▶ [Task requirements] Where a line contains the word "Taxa", copy that line.

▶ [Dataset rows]
+++

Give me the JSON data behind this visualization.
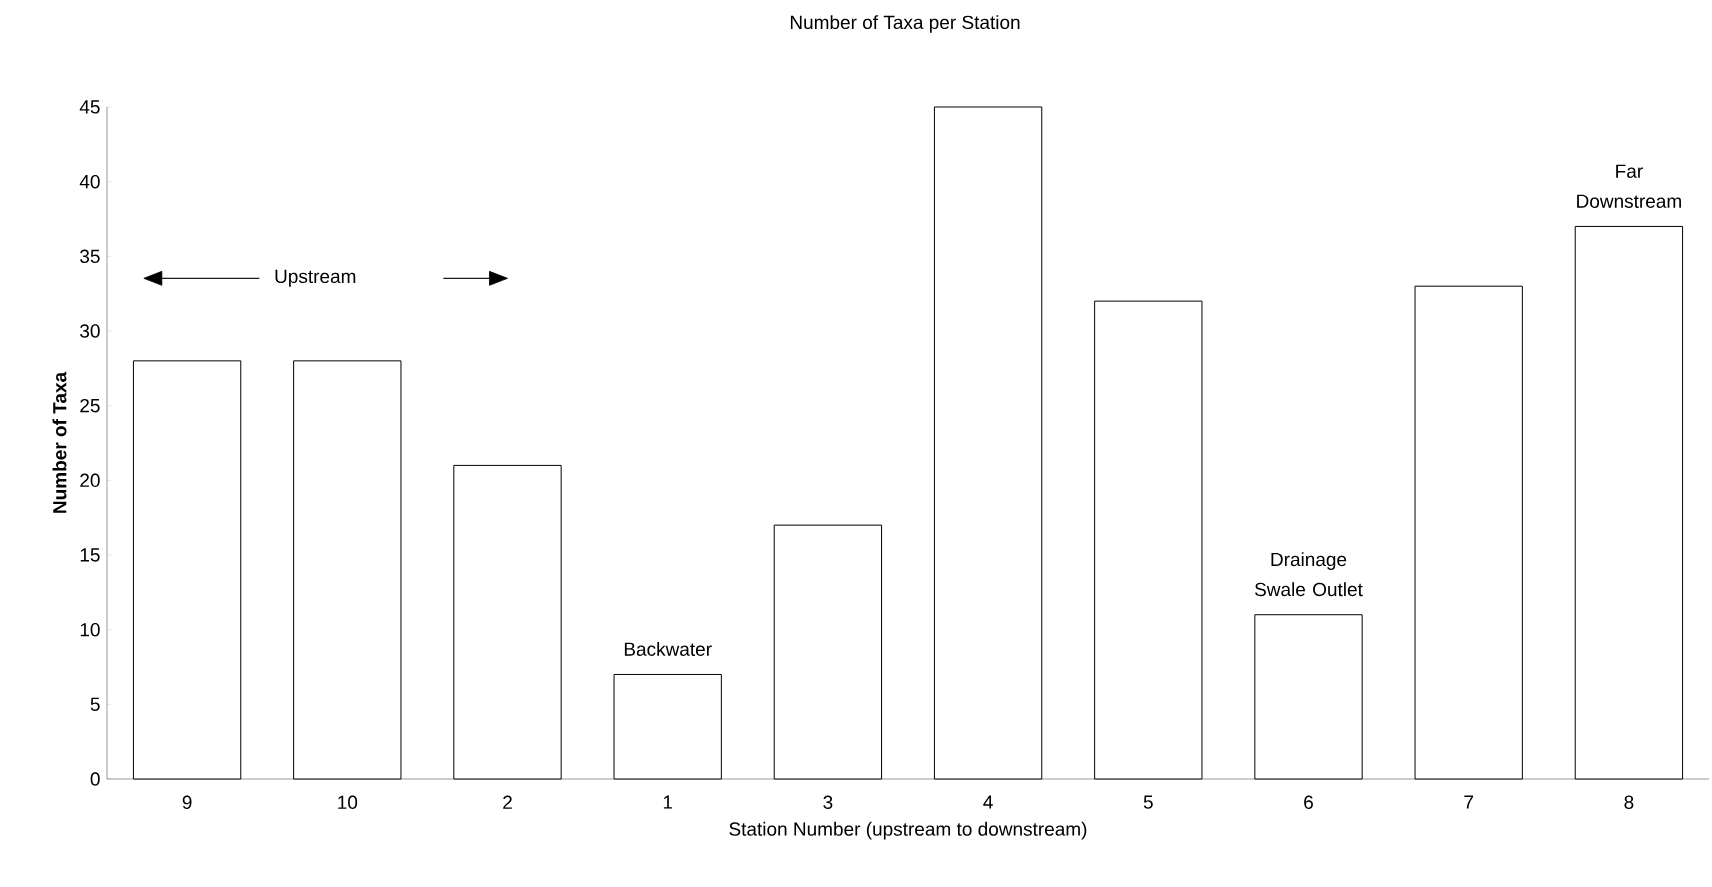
{
  "chart_data": {
    "type": "bar",
    "title": "Number of Taxa per Station",
    "xlabel": "Station Number (upstream to downstream)",
    "ylabel": "Number of Taxa",
    "categories": [
      "9",
      "10",
      "2",
      "1",
      "3",
      "4",
      "5",
      "6",
      "7",
      "8"
    ],
    "values": [
      28,
      28,
      21,
      7,
      17,
      45,
      32,
      11,
      33,
      37
    ],
    "color": "#ffffff",
    "ylim": [
      0,
      45
    ],
    "yticks": [
      0,
      5,
      10,
      15,
      20,
      25,
      30,
      35,
      40,
      45
    ],
    "annotations": [
      "Upstream",
      {
        "text": "Backwater",
        "x": "1",
        "y": 7
      },
      {
        "text": "Drainage Swale Outlet",
        "x": "6",
        "y": 11
      },
      {
        "text": "Far Downstream",
        "x": "8",
        "y": 37
      }
    ]
  }
}
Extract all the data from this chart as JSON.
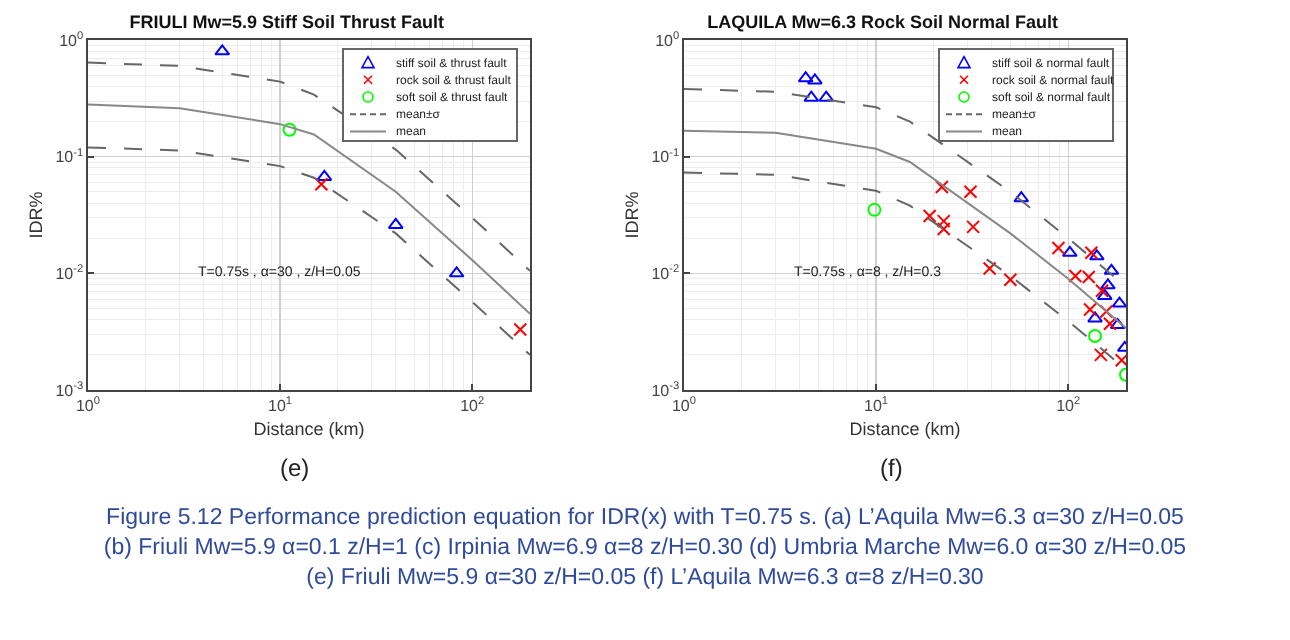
{
  "chart_data": [
    {
      "type": "scatter",
      "title": "FRIULI Mw=5.9 Stiff Soil Thrust Fault",
      "xlabel": "Distance (km)",
      "ylabel": "IDR%",
      "log": "xy",
      "grid": true,
      "legend": "top right",
      "xlim": [
        1,
        200
      ],
      "ylim": [
        0.001,
        1
      ],
      "xticks": [
        {
          "value": 1,
          "label": "10$^{0}$"
        },
        {
          "value": 10,
          "label": "10$^{1}$"
        },
        {
          "value": 100,
          "label": "10$^{2}$"
        }
      ],
      "yticks": [
        {
          "value": 0.001,
          "label": "10$^{-3}$"
        },
        {
          "value": 0.01,
          "label": "10$^{-2}$"
        },
        {
          "value": 0.1,
          "label": "10$^{-1}$"
        },
        {
          "value": 1,
          "label": "10$^{0}$"
        }
      ],
      "annotations": [
        "T=0.75s , α=30 , z/H=0.05",
        "(e)"
      ],
      "series": [
        {
          "name": "stiff soil & thrust fault",
          "color": "#0000ff",
          "marker": "triangle",
          "x": [
            5,
            17,
            40,
            83
          ],
          "values": [
            0.8,
            0.067,
            0.026,
            0.01
          ]
        },
        {
          "name": "rock soil & thrust fault",
          "color": "#ff0000",
          "marker": "cross",
          "x": [
            16.4,
            178
          ],
          "values": [
            0.058,
            0.0033
          ]
        },
        {
          "name": "soft soil & thrust fault",
          "color": "#00ff00",
          "marker": "circle",
          "x": [
            11.2
          ],
          "values": [
            0.17
          ]
        },
        {
          "name": "mean±σ",
          "type": "line",
          "color": "#666666",
          "marker": "none",
          "line_style": "dashed",
          "x": [
            1,
            3,
            10,
            15,
            40,
            100,
            200
          ],
          "values": [
            0.64,
            0.6,
            0.44,
            0.34,
            0.115,
            0.03,
            0.0105
          ]
        },
        {
          "type": "line",
          "color": "#666666",
          "marker": "none",
          "line_style": "dashed",
          "x": [
            1,
            3,
            10,
            15,
            40,
            100,
            200
          ],
          "values": [
            0.12,
            0.113,
            0.083,
            0.066,
            0.022,
            0.0057,
            0.002
          ]
        },
        {
          "name": "mean",
          "type": "line",
          "color": "#888888",
          "marker": "none",
          "line_style": "solid",
          "x": [
            1,
            3,
            10,
            15,
            40,
            100,
            200
          ],
          "values": [
            0.28,
            0.26,
            0.19,
            0.155,
            0.05,
            0.013,
            0.0045
          ]
        }
      ]
    },
    {
      "type": "scatter",
      "title": "LAQUILA Mw=6.3 Rock Soil Normal Fault",
      "xlabel": "Distance (km)",
      "ylabel": "IDR%",
      "log": "xy",
      "grid": true,
      "legend": "top right",
      "xlim": [
        1,
        200
      ],
      "ylim": [
        0.001,
        1
      ],
      "xticks": [
        {
          "value": 1,
          "label": "10$^{0}$"
        },
        {
          "value": 10,
          "label": "10$^{1}$"
        },
        {
          "value": 100,
          "label": "10$^{2}$"
        }
      ],
      "yticks": [
        {
          "value": 0.001,
          "label": "10$^{-3}$"
        },
        {
          "value": 0.01,
          "label": "10$^{-2}$"
        },
        {
          "value": 0.1,
          "label": "10$^{-1}$"
        },
        {
          "value": 1,
          "label": "10$^{0}$"
        }
      ],
      "annotations": [
        "T=0.75s , α=8 , z/H=0.3",
        "(f)"
      ],
      "series": [
        {
          "name": "stiff soil & normal fault",
          "color": "#0000ff",
          "marker": "triangle",
          "x": [
            4.3,
            4.8,
            4.6,
            5.5,
            57,
            102,
            141,
            168,
            161,
            155,
            185,
            138,
            181,
            197
          ],
          "values": [
            0.47,
            0.45,
            0.32,
            0.32,
            0.044,
            0.015,
            0.014,
            0.0105,
            0.0079,
            0.0064,
            0.0055,
            0.0041,
            0.0036,
            0.0023
          ]
        },
        {
          "name": "rock soil & normal fault",
          "color": "#ff0000",
          "marker": "cross",
          "x": [
            22,
            31,
            19,
            22.5,
            22.5,
            32,
            39,
            50,
            89,
            109,
            128,
            132,
            130,
            150,
            158,
            165,
            148,
            190
          ],
          "values": [
            0.055,
            0.05,
            0.031,
            0.028,
            0.024,
            0.025,
            0.011,
            0.0088,
            0.0165,
            0.0095,
            0.0093,
            0.015,
            0.0049,
            0.0071,
            0.0047,
            0.0037,
            0.002,
            0.0018
          ]
        },
        {
          "name": "soft soil & normal fault",
          "color": "#00ff00",
          "marker": "circle",
          "x": [
            9.8,
            138,
            200
          ],
          "values": [
            0.035,
            0.0029,
            0.00135
          ]
        },
        {
          "name": "mean±σ",
          "type": "line",
          "color": "#666666",
          "marker": "none",
          "line_style": "dashed",
          "x": [
            1,
            3,
            10,
            15,
            50,
            100,
            200
          ],
          "values": [
            0.38,
            0.36,
            0.265,
            0.2,
            0.05,
            0.02,
            0.0077
          ]
        },
        {
          "type": "line",
          "color": "#666666",
          "marker": "none",
          "line_style": "dashed",
          "x": [
            1,
            3,
            10,
            15,
            50,
            100,
            200
          ],
          "values": [
            0.073,
            0.07,
            0.051,
            0.038,
            0.0095,
            0.0039,
            0.0015
          ]
        },
        {
          "name": "mean",
          "type": "line",
          "color": "#888888",
          "marker": "none",
          "line_style": "solid",
          "x": [
            1,
            3,
            10,
            15,
            50,
            100,
            200
          ],
          "values": [
            0.167,
            0.16,
            0.117,
            0.09,
            0.022,
            0.009,
            0.0034
          ]
        }
      ]
    },
    {
      "type": "other",
      "annotations": [
        "Figure 5.12 Performance prediction equation for IDR(x) with T=0.75 s. (a) L’Aquila Mw=6.3 α=30 z/H=0.05",
        "(b) Friuli Mw=5.9 α=0.1 z/H=1 (c) Irpinia Mw=6.9 α=8 z/H=0.30 (d) Umbria Marche Mw=6.0  α=30 z/H=0.05",
        "(e) Friuli Mw=5.9 α=30 z/H=0.05  (f) L’Aquila Mw=6.3 α=8 z/H=0.30"
      ]
    }
  ]
}
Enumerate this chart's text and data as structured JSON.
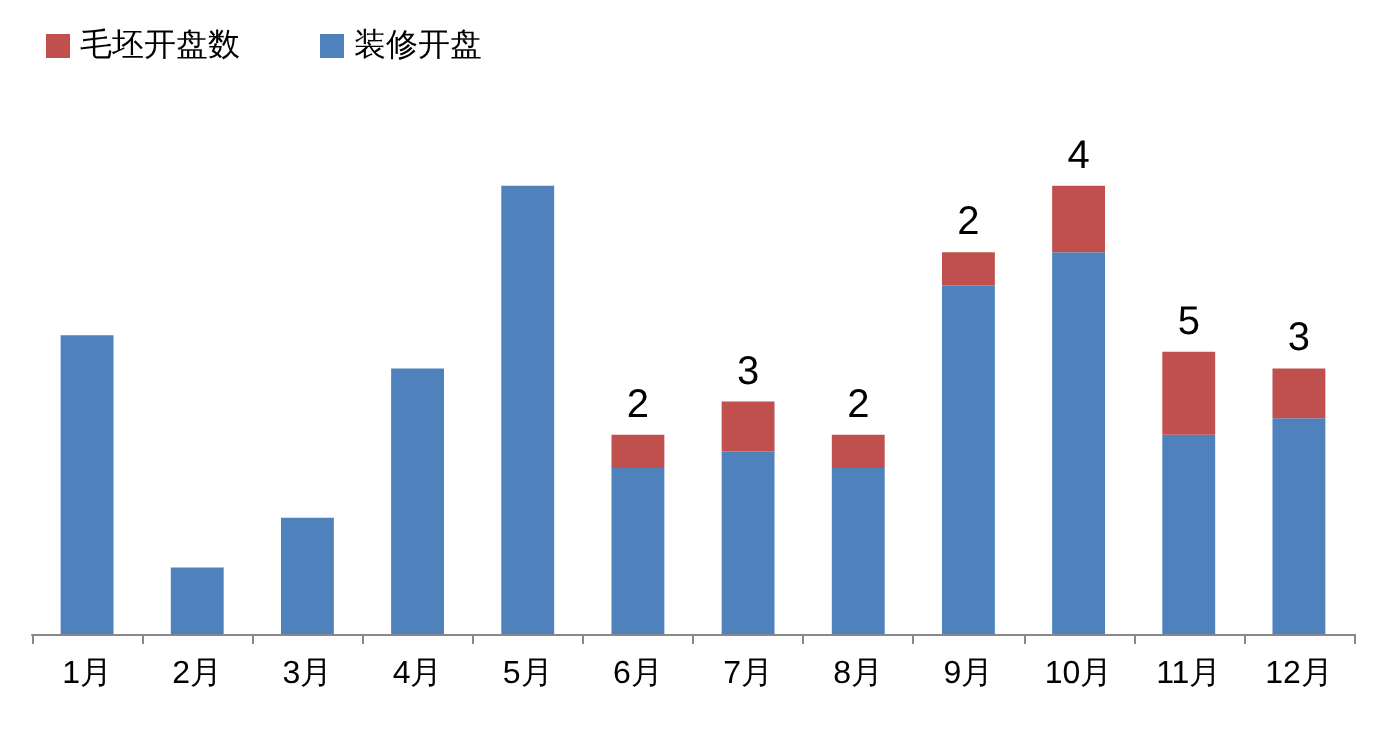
{
  "chart_data": {
    "type": "bar",
    "stacked": true,
    "categories": [
      "1月",
      "2月",
      "3月",
      "4月",
      "5月",
      "6月",
      "7月",
      "8月",
      "9月",
      "10月",
      "11月",
      "12月"
    ],
    "series": [
      {
        "name": "装修开盘",
        "color": "#4f81bd",
        "values": [
          18,
          4,
          7,
          16,
          27,
          10,
          11,
          10,
          21,
          23,
          12,
          13
        ]
      },
      {
        "name": "毛坯开盘数",
        "color": "#c0504d",
        "values": [
          0,
          0,
          0,
          0,
          0,
          2,
          3,
          2,
          2,
          4,
          5,
          3
        ],
        "value_labels": [
          null,
          null,
          null,
          null,
          null,
          "2",
          "3",
          "2",
          "2",
          "4",
          "5",
          "3"
        ]
      }
    ],
    "legend": "top left"
  }
}
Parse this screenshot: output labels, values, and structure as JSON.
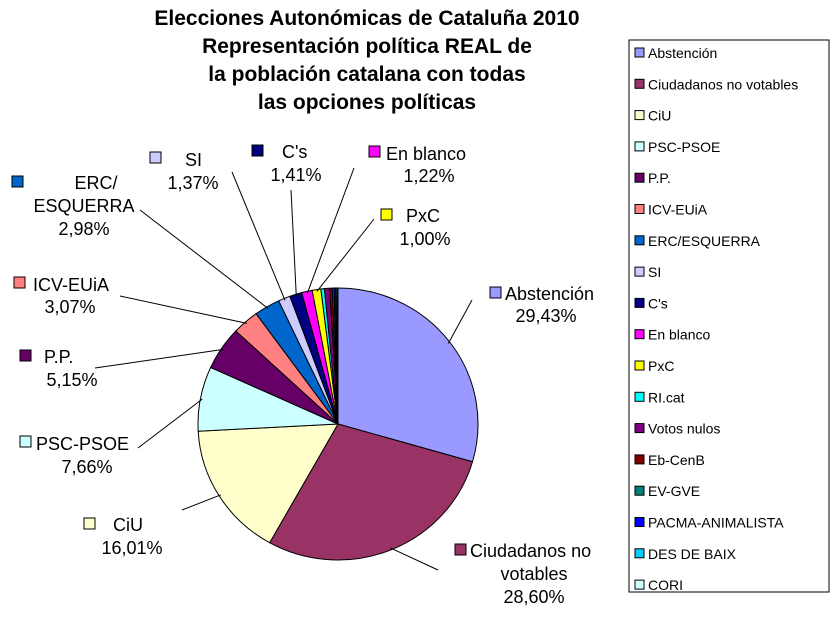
{
  "chart_data": {
    "type": "pie",
    "title": [
      "Elecciones Autonómicas de Cataluña 2010",
      "Representación política REAL de",
      "la población catalana con todas",
      "las opciones políticas"
    ],
    "legend_position": "right",
    "slices": [
      {
        "name": "Abstención",
        "value": 29.43,
        "label": "29,43%",
        "color": "#9999ff",
        "outer_label": [
          "Abstención",
          "29,43%"
        ]
      },
      {
        "name": "Ciudadanos no votables",
        "value": 28.6,
        "label": "28,60%",
        "color": "#993366",
        "outer_label": [
          "Ciudadanos no",
          "votables",
          "28,60%"
        ]
      },
      {
        "name": "CiU",
        "value": 16.01,
        "label": "16,01%",
        "color": "#ffffcc",
        "outer_label": [
          "CiU",
          "16,01%"
        ]
      },
      {
        "name": "PSC-PSOE",
        "value": 7.66,
        "label": "7,66%",
        "color": "#ccffff",
        "outer_label": [
          "PSC-PSOE",
          "7,66%"
        ]
      },
      {
        "name": "P.P.",
        "value": 5.15,
        "label": "5,15%",
        "color": "#660066",
        "outer_label": [
          "P.P.",
          "5,15%"
        ]
      },
      {
        "name": "ICV-EUiA",
        "value": 3.07,
        "label": "3,07%",
        "color": "#ff8080",
        "outer_label": [
          "ICV-EUiA",
          "3,07%"
        ]
      },
      {
        "name": "ERC/ESQUERRA",
        "value": 2.98,
        "label": "2,98%",
        "color": "#0066cc",
        "outer_label": [
          "ERC/",
          "ESQUERRA",
          "2,98%"
        ]
      },
      {
        "name": "SI",
        "value": 1.37,
        "label": "1,37%",
        "color": "#ccccff",
        "outer_label": [
          "SI",
          "1,37%"
        ]
      },
      {
        "name": "C's",
        "value": 1.41,
        "label": "1,41%",
        "color": "#000080",
        "outer_label": [
          "C's",
          "1,41%"
        ]
      },
      {
        "name": "En blanco",
        "value": 1.22,
        "label": "1,22%",
        "color": "#ff00ff",
        "outer_label": [
          "En blanco",
          "1,22%"
        ]
      },
      {
        "name": "PxC",
        "value": 1.0,
        "label": "1,00%",
        "color": "#ffff00",
        "outer_label": [
          "PxC",
          "1,00%"
        ]
      },
      {
        "name": "RI.cat",
        "value": 0.4,
        "label": "",
        "color": "#00ffff",
        "outer_label": []
      },
      {
        "name": "Votos nulos",
        "value": 0.6,
        "label": "",
        "color": "#800080",
        "outer_label": []
      },
      {
        "name": "Eb-CenB",
        "value": 0.3,
        "label": "",
        "color": "#800000",
        "outer_label": []
      },
      {
        "name": "EV-GVE",
        "value": 0.2,
        "label": "",
        "color": "#008080",
        "outer_label": []
      },
      {
        "name": "PACMA-ANIMALISTA",
        "value": 0.2,
        "label": "",
        "color": "#0000ff",
        "outer_label": []
      },
      {
        "name": "DES DE BAIX",
        "value": 0.15,
        "label": "",
        "color": "#00ccff",
        "outer_label": []
      },
      {
        "name": "CORI",
        "value": 0.1,
        "label": "",
        "color": "#ccffff",
        "outer_label": []
      }
    ]
  }
}
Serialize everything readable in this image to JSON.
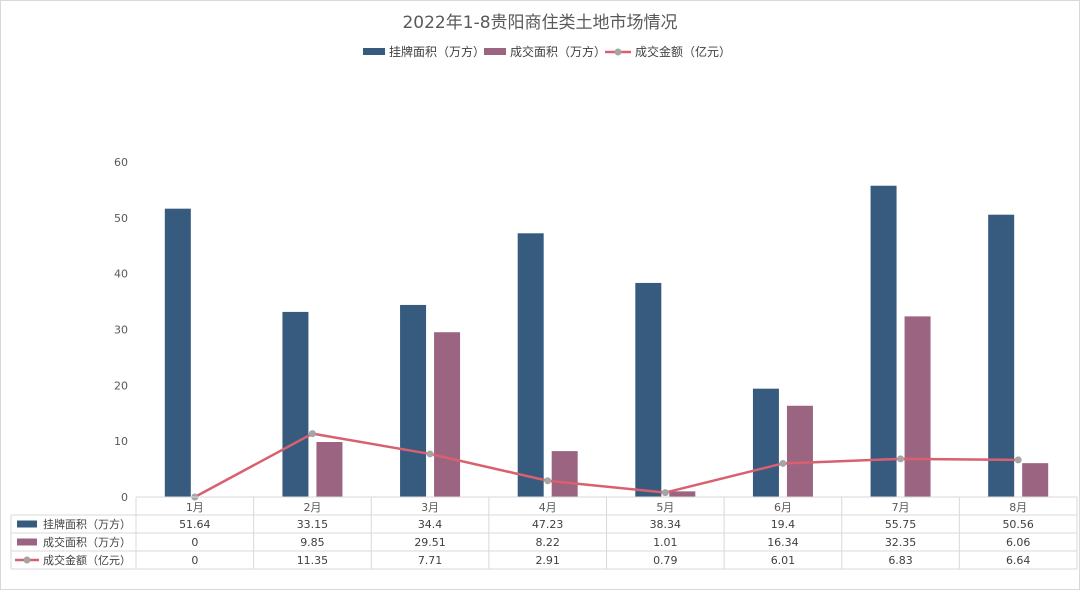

+++

▶ [Answer to this task]
    "title": "Number of Taxa per Station",
    "ylabel": "Number of Taxa",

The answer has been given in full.